#### Requirement
Reproduce the data exactly and drop any pictures it holds.

Recorded data
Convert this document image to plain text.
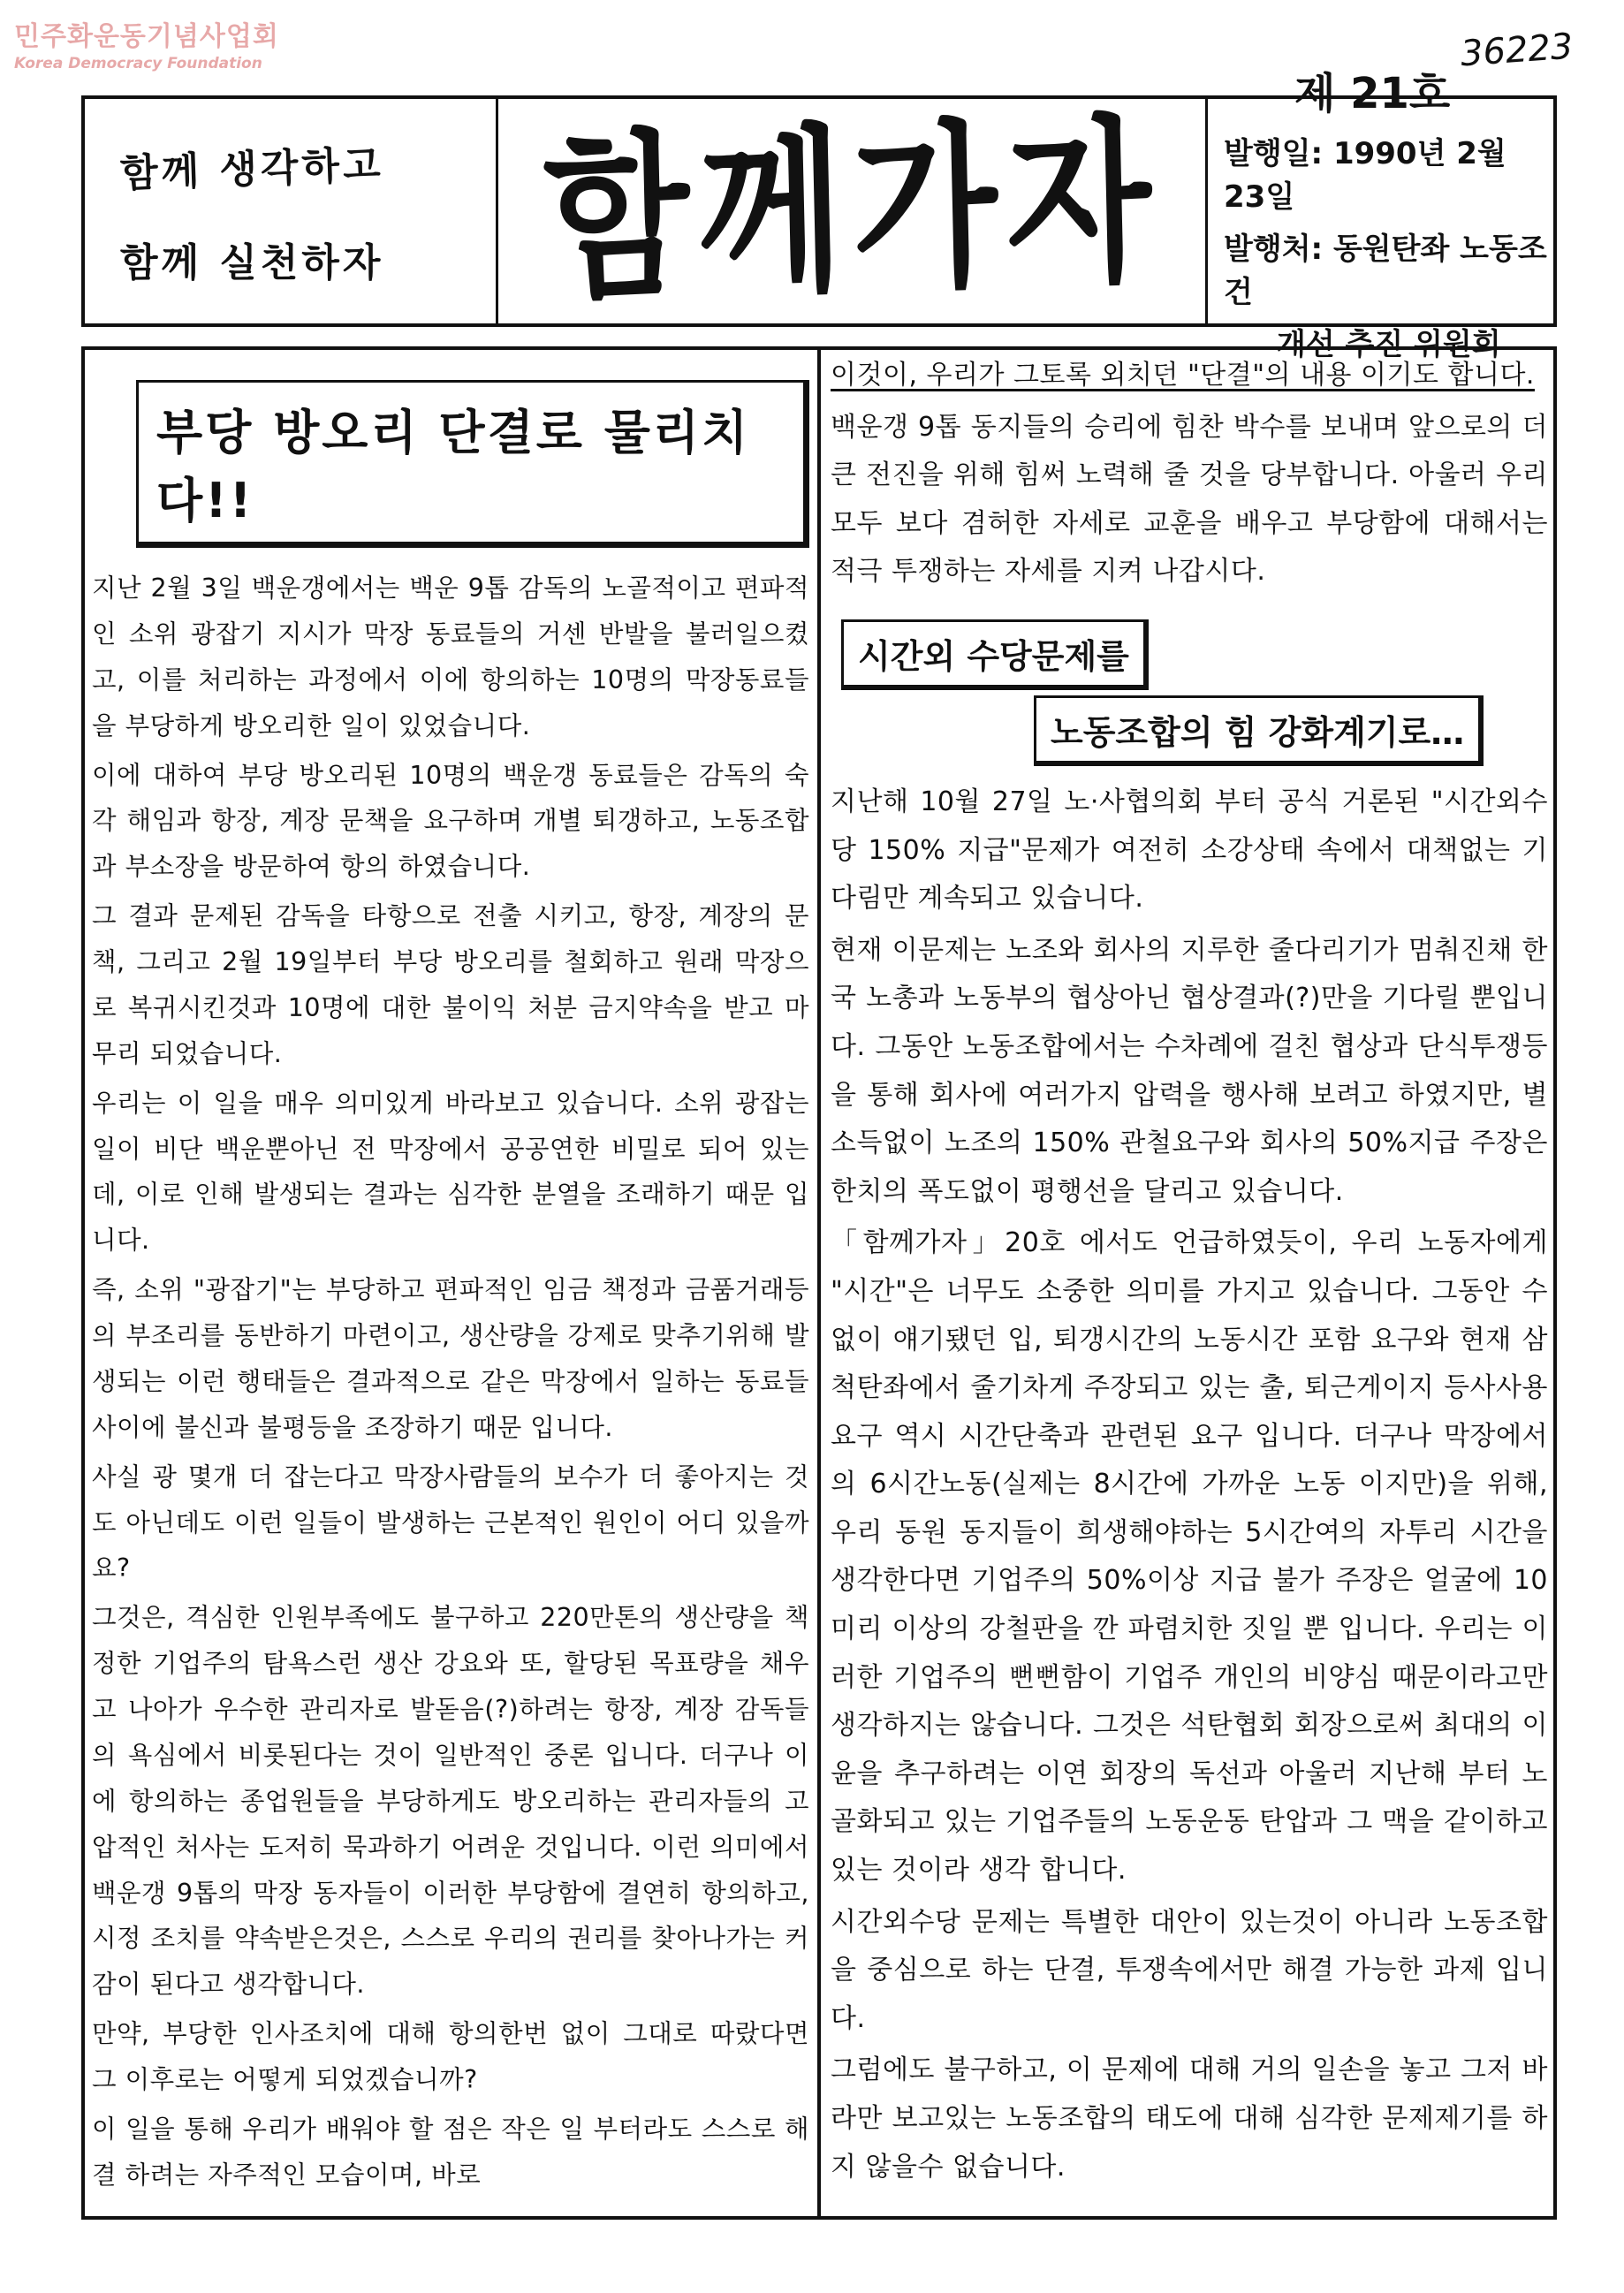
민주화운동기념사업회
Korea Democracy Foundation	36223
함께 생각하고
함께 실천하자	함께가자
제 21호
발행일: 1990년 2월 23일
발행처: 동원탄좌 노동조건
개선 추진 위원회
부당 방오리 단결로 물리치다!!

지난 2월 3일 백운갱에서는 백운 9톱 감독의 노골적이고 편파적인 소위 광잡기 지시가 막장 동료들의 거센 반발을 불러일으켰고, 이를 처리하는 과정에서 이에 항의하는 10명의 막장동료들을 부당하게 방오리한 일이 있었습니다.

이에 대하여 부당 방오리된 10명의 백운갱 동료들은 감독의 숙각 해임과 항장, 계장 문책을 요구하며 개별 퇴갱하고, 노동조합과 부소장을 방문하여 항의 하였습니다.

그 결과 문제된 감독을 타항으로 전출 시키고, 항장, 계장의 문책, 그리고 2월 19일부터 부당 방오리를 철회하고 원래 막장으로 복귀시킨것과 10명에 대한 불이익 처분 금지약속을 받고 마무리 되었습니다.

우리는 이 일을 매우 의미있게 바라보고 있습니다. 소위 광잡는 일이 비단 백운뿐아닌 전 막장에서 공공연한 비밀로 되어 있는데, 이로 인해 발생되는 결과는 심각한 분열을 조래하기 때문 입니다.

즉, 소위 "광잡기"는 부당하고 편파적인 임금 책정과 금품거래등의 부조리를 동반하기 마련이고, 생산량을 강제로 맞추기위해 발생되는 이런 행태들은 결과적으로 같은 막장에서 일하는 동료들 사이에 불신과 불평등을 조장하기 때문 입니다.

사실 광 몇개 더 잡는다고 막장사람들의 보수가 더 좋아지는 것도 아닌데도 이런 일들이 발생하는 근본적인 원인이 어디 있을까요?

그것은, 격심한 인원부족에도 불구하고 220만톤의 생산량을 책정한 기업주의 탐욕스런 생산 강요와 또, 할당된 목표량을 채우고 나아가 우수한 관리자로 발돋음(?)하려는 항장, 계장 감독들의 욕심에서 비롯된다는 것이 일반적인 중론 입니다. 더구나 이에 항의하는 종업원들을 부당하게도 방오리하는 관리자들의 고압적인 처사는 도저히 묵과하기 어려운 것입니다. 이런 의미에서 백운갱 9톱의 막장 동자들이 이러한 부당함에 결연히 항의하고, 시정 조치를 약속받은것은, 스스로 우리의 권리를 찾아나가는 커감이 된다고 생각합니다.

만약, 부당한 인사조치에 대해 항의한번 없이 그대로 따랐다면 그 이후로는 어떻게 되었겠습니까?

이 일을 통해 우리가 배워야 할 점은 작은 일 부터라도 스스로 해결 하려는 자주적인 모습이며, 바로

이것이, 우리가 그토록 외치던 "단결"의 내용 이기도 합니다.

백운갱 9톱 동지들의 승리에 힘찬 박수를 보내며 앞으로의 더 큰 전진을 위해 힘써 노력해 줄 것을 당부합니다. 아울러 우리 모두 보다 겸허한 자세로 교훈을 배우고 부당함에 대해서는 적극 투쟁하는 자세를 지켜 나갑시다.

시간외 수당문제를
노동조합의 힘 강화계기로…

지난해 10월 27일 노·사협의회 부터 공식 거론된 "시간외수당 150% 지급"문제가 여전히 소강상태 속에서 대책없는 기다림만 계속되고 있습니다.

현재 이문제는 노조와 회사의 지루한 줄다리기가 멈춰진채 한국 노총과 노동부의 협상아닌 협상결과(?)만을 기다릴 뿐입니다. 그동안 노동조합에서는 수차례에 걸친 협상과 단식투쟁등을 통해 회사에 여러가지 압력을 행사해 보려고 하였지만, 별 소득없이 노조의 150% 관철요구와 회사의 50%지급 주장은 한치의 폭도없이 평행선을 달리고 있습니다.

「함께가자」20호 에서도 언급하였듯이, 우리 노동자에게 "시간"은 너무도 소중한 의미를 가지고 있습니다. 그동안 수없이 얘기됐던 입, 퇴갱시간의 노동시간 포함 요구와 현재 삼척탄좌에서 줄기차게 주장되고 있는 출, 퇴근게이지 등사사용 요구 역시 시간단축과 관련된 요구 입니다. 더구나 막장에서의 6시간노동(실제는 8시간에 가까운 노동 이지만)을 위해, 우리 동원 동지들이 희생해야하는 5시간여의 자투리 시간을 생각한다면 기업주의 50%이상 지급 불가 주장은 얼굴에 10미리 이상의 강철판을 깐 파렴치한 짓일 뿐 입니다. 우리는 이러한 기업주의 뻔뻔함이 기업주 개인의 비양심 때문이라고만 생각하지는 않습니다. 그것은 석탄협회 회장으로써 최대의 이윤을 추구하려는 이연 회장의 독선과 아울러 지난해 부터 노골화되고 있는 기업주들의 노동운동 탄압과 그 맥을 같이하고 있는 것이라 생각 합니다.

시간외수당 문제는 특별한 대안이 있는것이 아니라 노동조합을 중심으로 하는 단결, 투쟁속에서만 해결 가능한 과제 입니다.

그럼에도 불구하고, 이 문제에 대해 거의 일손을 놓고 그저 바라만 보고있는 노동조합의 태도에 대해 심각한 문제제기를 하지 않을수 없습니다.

#### Answer for the task
Convert this document image to plain text.
민주화운동기념사업회
Korea Democracy Foundation	36223
함께 생각하고
함께 실천하자	함께가자
제 21호
발행일: 1990년 2월 23일
발행처: 동원탄좌 노동조건
개선 추진 위원회
부당 방오리 단결로 물리치다!!

지난 2월 3일 백운갱에서는 백운 9톱 감독의 노골적이고 편파적인 소위 광잡기 지시가 막장 동료들의 거센 반발을 불러일으켰고, 이를 처리하는 과정에서 이에 항의하는 10명의 막장동료들을 부당하게 방오리한 일이 있었습니다.

이에 대하여 부당 방오리된 10명의 백운갱 동료들은 감독의 숙각 해임과 항장, 계장 문책을 요구하며 개별 퇴갱하고, 노동조합과 부소장을 방문하여 항의 하였습니다.

그 결과 문제된 감독을 타항으로 전출 시키고, 항장, 계장의 문책, 그리고 2월 19일부터 부당 방오리를 철회하고 원래 막장으로 복귀시킨것과 10명에 대한 불이익 처분 금지약속을 받고 마무리 되었습니다.

우리는 이 일을 매우 의미있게 바라보고 있습니다. 소위 광잡는 일이 비단 백운뿐아닌 전 막장에서 공공연한 비밀로 되어 있는데, 이로 인해 발생되는 결과는 심각한 분열을 조래하기 때문 입니다.

즉, 소위 "광잡기"는 부당하고 편파적인 임금 책정과 금품거래등의 부조리를 동반하기 마련이고, 생산량을 강제로 맞추기위해 발생되는 이런 행태들은 결과적으로 같은 막장에서 일하는 동료들 사이에 불신과 불평등을 조장하기 때문 입니다.

사실 광 몇개 더 잡는다고 막장사람들의 보수가 더 좋아지는 것도 아닌데도 이런 일들이 발생하는 근본적인 원인이 어디 있을까요?

그것은, 격심한 인원부족에도 불구하고 220만톤의 생산량을 책정한 기업주의 탐욕스런 생산 강요와 또, 할당된 목표량을 채우고 나아가 우수한 관리자로 발돋음(?)하려는 항장, 계장 감독들의 욕심에서 비롯된다는 것이 일반적인 중론 입니다. 더구나 이에 항의하는 종업원들을 부당하게도 방오리하는 관리자들의 고압적인 처사는 도저히 묵과하기 어려운 것입니다. 이런 의미에서 백운갱 9톱의 막장 동자들이 이러한 부당함에 결연히 항의하고, 시정 조치를 약속받은것은, 스스로 우리의 권리를 찾아나가는 커감이 된다고 생각합니다.

만약, 부당한 인사조치에 대해 항의한번 없이 그대로 따랐다면 그 이후로는 어떻게 되었겠습니까?

이 일을 통해 우리가 배워야 할 점은 작은 일 부터라도 스스로 해결 하려는 자주적인 모습이며, 바로

이것이, 우리가 그토록 외치던 "단결"의 내용 이기도 합니다.

백운갱 9톱 동지들의 승리에 힘찬 박수를 보내며 앞으로의 더 큰 전진을 위해 힘써 노력해 줄 것을 당부합니다. 아울러 우리 모두 보다 겸허한 자세로 교훈을 배우고 부당함에 대해서는 적극 투쟁하는 자세를 지켜 나갑시다.

시간외 수당문제를
노동조합의 힘 강화계기로…

지난해 10월 27일 노·사협의회 부터 공식 거론된 "시간외수당 150% 지급"문제가 여전히 소강상태 속에서 대책없는 기다림만 계속되고 있습니다.

현재 이문제는 노조와 회사의 지루한 줄다리기가 멈춰진채 한국 노총과 노동부의 협상아닌 협상결과(?)만을 기다릴 뿐입니다. 그동안 노동조합에서는 수차례에 걸친 협상과 단식투쟁등을 통해 회사에 여러가지 압력을 행사해 보려고 하였지만, 별 소득없이 노조의 150% 관철요구와 회사의 50%지급 주장은 한치의 폭도없이 평행선을 달리고 있습니다.

「함께가자」20호 에서도 언급하였듯이, 우리 노동자에게 "시간"은 너무도 소중한 의미를 가지고 있습니다. 그동안 수없이 얘기됐던 입, 퇴갱시간의 노동시간 포함 요구와 현재 삼척탄좌에서 줄기차게 주장되고 있는 출, 퇴근게이지 등사사용 요구 역시 시간단축과 관련된 요구 입니다. 더구나 막장에서의 6시간노동(실제는 8시간에 가까운 노동 이지만)을 위해, 우리 동원 동지들이 희생해야하는 5시간여의 자투리 시간을 생각한다면 기업주의 50%이상 지급 불가 주장은 얼굴에 10미리 이상의 강철판을 깐 파렴치한 짓일 뿐 입니다. 우리는 이러한 기업주의 뻔뻔함이 기업주 개인의 비양심 때문이라고만 생각하지는 않습니다. 그것은 석탄협회 회장으로써 최대의 이윤을 추구하려는 이연 회장의 독선과 아울러 지난해 부터 노골화되고 있는 기업주들의 노동운동 탄압과 그 맥을 같이하고 있는 것이라 생각 합니다.

시간외수당 문제는 특별한 대안이 있는것이 아니라 노동조합을 중심으로 하는 단결, 투쟁속에서만 해결 가능한 과제 입니다.

그럼에도 불구하고, 이 문제에 대해 거의 일손을 놓고 그저 바라만 보고있는 노동조합의 태도에 대해 심각한 문제제기를 하지 않을수 없습니다.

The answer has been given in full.